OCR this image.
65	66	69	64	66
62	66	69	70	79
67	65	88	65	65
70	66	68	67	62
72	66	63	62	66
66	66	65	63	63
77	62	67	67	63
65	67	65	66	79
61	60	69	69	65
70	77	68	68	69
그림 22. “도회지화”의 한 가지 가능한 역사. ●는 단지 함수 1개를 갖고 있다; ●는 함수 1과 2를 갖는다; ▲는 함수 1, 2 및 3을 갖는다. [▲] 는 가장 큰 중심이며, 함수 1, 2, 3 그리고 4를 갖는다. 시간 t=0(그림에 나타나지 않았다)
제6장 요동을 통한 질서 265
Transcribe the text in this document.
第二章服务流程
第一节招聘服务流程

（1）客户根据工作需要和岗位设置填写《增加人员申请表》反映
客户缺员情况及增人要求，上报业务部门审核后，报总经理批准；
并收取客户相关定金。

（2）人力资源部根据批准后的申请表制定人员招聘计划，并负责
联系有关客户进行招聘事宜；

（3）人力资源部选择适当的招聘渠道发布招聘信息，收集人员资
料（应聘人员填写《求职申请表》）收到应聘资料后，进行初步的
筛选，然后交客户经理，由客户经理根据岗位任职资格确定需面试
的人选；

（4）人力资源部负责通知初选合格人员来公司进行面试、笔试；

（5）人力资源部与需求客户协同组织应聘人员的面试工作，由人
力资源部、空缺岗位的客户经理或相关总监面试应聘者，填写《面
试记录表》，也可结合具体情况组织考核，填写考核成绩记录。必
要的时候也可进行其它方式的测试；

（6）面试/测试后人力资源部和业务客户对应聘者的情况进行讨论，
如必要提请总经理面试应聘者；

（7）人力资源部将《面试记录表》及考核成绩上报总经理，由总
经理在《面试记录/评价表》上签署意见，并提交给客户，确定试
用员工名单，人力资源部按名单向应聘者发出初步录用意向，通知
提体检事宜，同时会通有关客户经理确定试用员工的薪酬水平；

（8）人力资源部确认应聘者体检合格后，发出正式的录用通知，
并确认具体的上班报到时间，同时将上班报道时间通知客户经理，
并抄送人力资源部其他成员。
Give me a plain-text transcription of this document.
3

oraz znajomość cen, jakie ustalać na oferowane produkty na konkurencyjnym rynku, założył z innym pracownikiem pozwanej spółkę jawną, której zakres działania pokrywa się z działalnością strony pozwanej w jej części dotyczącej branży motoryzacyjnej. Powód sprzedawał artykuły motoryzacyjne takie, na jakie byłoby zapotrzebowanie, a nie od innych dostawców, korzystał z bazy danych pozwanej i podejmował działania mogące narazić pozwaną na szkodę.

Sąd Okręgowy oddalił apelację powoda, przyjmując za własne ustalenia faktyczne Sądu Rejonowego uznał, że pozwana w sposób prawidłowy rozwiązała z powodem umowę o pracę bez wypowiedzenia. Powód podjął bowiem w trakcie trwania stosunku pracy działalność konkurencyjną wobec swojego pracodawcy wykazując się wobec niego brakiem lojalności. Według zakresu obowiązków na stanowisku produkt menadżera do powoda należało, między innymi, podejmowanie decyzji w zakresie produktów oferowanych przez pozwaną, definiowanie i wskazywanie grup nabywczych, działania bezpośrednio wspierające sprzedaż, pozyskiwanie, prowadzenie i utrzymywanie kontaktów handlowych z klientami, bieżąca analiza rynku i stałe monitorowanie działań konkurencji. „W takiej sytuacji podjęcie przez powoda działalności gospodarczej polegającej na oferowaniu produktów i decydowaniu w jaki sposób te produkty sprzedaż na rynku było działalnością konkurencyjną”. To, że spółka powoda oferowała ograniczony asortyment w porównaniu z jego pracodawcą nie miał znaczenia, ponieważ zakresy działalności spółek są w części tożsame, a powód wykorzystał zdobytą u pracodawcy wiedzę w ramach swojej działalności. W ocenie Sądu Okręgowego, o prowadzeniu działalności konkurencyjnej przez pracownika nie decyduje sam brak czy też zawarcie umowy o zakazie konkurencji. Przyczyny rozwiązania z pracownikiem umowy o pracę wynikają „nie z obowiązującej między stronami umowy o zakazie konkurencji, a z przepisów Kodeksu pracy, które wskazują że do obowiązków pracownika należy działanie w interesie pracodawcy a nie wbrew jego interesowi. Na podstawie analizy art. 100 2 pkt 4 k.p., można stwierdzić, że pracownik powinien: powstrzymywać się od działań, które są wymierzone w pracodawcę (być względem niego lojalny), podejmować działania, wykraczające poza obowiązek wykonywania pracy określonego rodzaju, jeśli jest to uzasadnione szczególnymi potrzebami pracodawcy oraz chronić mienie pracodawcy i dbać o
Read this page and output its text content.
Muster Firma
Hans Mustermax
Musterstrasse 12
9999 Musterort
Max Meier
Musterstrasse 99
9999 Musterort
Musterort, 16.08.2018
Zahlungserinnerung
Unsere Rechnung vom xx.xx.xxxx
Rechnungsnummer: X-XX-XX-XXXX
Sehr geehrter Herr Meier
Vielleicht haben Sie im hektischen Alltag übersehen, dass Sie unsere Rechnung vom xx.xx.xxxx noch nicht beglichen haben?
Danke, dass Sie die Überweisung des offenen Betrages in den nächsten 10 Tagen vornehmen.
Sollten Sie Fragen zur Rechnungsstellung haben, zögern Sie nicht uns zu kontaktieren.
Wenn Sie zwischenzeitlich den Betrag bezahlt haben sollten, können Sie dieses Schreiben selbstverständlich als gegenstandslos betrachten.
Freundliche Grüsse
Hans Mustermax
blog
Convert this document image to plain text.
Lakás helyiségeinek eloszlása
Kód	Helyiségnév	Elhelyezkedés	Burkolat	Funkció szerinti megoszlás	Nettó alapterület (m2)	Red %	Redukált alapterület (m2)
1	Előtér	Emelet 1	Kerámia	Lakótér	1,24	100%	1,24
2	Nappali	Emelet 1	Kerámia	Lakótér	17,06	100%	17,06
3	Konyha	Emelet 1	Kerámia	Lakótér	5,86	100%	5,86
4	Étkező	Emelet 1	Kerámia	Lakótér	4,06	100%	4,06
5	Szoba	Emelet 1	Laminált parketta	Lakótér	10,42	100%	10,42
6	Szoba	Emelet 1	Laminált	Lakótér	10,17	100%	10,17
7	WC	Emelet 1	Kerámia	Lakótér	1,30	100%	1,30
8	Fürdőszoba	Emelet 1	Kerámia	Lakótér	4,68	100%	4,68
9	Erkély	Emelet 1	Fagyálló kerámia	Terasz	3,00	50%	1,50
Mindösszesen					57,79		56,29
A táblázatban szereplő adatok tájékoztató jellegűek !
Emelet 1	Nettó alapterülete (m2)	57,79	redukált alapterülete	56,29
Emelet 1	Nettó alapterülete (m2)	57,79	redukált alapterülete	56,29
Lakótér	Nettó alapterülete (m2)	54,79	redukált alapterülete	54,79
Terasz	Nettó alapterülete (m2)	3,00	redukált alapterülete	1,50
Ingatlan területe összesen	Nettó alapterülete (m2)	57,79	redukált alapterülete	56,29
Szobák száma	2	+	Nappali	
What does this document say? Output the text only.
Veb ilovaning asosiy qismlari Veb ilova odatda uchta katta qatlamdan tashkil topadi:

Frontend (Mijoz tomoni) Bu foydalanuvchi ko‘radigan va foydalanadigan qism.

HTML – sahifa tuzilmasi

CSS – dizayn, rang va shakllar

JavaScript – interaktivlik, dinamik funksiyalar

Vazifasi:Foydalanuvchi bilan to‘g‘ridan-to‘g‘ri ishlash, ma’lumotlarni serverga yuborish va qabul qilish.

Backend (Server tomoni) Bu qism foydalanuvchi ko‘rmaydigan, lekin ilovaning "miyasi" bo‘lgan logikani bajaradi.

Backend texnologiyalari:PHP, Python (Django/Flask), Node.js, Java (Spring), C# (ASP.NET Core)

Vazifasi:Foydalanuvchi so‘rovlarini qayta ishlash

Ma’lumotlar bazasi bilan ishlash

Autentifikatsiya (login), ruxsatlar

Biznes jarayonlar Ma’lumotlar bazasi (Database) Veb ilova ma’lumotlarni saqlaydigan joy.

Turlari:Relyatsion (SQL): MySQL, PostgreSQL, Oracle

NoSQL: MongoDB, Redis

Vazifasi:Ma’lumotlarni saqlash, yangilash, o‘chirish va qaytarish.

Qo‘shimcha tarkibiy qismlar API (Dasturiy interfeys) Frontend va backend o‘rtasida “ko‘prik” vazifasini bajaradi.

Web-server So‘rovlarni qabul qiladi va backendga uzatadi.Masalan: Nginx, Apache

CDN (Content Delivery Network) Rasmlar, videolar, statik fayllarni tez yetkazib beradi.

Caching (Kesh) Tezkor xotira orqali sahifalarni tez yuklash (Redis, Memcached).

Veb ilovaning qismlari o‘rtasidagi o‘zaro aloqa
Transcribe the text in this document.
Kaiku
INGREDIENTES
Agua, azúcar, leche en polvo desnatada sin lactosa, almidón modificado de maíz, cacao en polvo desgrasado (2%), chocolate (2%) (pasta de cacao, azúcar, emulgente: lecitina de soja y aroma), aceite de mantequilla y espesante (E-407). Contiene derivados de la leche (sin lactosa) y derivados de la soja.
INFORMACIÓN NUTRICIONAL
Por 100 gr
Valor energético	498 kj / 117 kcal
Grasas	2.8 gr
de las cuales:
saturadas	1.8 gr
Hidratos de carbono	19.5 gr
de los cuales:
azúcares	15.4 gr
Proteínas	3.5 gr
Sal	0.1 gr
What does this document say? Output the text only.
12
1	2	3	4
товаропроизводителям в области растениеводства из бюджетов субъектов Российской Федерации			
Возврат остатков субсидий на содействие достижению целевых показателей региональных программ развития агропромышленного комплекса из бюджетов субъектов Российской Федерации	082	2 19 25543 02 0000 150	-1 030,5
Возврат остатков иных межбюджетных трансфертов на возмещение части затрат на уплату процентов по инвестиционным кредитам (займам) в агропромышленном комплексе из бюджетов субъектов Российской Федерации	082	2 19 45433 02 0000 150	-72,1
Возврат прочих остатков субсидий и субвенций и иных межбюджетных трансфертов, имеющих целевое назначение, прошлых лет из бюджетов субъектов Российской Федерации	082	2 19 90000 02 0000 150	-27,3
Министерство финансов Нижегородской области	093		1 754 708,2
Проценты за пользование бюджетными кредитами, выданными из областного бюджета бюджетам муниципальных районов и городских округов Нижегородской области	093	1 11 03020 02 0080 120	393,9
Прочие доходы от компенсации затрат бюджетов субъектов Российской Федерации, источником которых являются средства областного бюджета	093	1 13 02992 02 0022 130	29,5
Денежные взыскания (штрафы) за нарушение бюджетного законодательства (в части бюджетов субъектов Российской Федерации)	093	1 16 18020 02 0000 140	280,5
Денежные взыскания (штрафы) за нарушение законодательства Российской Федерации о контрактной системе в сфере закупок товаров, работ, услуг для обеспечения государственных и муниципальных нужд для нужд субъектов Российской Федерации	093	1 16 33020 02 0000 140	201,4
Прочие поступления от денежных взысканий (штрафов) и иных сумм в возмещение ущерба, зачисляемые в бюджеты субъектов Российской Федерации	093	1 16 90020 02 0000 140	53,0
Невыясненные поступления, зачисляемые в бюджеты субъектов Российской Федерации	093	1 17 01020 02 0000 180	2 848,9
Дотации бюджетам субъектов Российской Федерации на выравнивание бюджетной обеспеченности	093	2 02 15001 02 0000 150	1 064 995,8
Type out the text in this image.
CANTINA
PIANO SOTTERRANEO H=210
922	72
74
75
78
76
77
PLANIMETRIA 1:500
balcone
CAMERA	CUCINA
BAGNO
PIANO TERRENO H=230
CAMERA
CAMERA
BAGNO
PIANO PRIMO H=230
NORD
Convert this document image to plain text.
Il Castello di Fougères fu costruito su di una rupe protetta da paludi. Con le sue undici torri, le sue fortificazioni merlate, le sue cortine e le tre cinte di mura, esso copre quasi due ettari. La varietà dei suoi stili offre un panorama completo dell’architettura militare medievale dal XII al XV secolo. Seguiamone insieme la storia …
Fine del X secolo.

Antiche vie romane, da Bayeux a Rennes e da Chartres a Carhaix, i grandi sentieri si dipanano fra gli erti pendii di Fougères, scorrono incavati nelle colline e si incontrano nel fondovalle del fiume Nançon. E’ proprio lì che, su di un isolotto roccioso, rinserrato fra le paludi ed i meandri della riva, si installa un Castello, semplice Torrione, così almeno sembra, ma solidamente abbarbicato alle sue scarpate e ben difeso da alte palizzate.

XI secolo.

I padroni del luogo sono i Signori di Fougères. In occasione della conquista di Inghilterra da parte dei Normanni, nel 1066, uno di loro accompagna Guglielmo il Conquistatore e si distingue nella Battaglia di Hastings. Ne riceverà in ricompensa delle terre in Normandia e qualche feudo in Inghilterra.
□ □ □ □
### [PROBLEM DESCRIPTION]
Within the listing, how many lines hold the word "субсидий"? Only the number is to be given.

### [EXERCISE RESPONSE]
2